Work out how many lines in the entries below include the word "июля". Give nothing but the number.

(Data records)
..............................

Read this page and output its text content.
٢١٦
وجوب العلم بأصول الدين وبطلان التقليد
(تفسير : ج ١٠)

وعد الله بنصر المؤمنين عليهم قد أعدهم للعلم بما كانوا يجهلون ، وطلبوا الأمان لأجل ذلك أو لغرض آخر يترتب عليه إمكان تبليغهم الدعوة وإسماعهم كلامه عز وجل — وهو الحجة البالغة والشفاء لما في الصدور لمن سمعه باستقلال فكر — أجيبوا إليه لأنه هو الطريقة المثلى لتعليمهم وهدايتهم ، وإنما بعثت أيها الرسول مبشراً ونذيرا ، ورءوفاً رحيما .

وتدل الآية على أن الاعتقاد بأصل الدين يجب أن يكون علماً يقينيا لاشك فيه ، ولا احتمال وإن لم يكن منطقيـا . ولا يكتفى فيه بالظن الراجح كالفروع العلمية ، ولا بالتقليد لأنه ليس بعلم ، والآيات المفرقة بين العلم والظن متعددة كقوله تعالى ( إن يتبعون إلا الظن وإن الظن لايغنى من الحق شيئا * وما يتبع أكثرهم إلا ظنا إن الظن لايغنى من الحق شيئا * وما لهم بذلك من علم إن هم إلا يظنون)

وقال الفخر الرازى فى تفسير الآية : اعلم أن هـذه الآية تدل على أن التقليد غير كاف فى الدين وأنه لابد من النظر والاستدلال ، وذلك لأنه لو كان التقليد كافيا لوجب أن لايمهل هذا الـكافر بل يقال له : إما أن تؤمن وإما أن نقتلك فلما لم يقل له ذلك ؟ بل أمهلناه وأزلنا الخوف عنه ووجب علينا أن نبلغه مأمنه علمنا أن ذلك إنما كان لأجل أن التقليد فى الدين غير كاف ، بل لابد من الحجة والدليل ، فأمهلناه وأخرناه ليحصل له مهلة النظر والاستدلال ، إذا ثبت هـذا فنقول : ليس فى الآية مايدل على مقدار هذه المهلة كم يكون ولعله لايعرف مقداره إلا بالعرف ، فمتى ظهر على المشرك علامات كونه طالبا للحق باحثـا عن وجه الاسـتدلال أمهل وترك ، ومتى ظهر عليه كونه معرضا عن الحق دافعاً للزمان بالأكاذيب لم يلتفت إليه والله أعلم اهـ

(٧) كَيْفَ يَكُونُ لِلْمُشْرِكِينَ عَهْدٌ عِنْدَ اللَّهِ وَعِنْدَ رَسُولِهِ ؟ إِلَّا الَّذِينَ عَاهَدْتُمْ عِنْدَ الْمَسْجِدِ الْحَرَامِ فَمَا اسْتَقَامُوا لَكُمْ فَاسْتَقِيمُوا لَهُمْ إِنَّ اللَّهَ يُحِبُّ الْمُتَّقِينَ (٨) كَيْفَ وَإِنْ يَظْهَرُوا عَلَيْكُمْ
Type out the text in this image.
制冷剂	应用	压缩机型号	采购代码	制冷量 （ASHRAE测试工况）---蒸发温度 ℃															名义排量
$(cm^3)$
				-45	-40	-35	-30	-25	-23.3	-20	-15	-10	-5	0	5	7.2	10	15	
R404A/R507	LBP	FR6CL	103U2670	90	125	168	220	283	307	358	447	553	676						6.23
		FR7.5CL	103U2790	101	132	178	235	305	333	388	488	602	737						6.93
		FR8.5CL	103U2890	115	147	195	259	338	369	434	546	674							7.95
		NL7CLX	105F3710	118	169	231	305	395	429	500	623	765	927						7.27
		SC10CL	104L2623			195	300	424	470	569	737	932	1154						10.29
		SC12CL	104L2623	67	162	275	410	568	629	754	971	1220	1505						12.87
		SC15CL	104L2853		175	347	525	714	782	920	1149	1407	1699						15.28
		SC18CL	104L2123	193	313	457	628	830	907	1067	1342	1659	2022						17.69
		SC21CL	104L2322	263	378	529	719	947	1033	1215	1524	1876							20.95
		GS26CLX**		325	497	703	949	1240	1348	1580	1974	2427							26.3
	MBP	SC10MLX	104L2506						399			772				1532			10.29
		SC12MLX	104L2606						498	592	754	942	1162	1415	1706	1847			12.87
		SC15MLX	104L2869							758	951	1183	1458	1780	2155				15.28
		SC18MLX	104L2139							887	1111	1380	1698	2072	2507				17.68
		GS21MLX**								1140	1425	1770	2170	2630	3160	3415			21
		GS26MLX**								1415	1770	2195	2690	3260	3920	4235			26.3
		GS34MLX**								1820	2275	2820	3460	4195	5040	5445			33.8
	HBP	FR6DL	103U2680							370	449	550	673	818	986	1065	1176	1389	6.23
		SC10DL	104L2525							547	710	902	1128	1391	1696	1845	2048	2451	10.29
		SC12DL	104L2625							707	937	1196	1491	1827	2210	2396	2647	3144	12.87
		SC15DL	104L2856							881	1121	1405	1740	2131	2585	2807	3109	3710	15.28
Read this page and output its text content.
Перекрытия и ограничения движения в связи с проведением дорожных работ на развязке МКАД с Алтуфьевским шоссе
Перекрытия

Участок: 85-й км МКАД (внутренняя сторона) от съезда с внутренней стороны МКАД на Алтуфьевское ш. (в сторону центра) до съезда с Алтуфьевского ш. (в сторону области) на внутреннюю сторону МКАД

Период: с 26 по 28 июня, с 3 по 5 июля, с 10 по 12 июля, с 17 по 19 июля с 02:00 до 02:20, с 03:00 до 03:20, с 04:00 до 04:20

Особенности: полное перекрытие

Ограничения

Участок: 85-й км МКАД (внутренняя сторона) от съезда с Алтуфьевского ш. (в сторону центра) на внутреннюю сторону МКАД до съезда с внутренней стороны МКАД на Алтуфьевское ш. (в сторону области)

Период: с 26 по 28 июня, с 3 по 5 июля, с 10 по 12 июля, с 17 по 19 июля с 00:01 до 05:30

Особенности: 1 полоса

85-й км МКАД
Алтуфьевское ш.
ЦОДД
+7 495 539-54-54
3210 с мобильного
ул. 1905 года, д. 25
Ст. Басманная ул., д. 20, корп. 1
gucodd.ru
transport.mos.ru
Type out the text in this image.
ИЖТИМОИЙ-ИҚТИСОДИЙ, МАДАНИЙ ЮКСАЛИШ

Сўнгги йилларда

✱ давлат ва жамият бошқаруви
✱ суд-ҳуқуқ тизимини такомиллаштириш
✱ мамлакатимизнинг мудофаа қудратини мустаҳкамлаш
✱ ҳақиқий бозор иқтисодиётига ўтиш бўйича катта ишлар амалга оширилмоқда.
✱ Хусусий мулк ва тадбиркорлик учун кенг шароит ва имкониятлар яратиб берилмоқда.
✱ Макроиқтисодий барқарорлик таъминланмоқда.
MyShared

..............................

Answer for the task: 2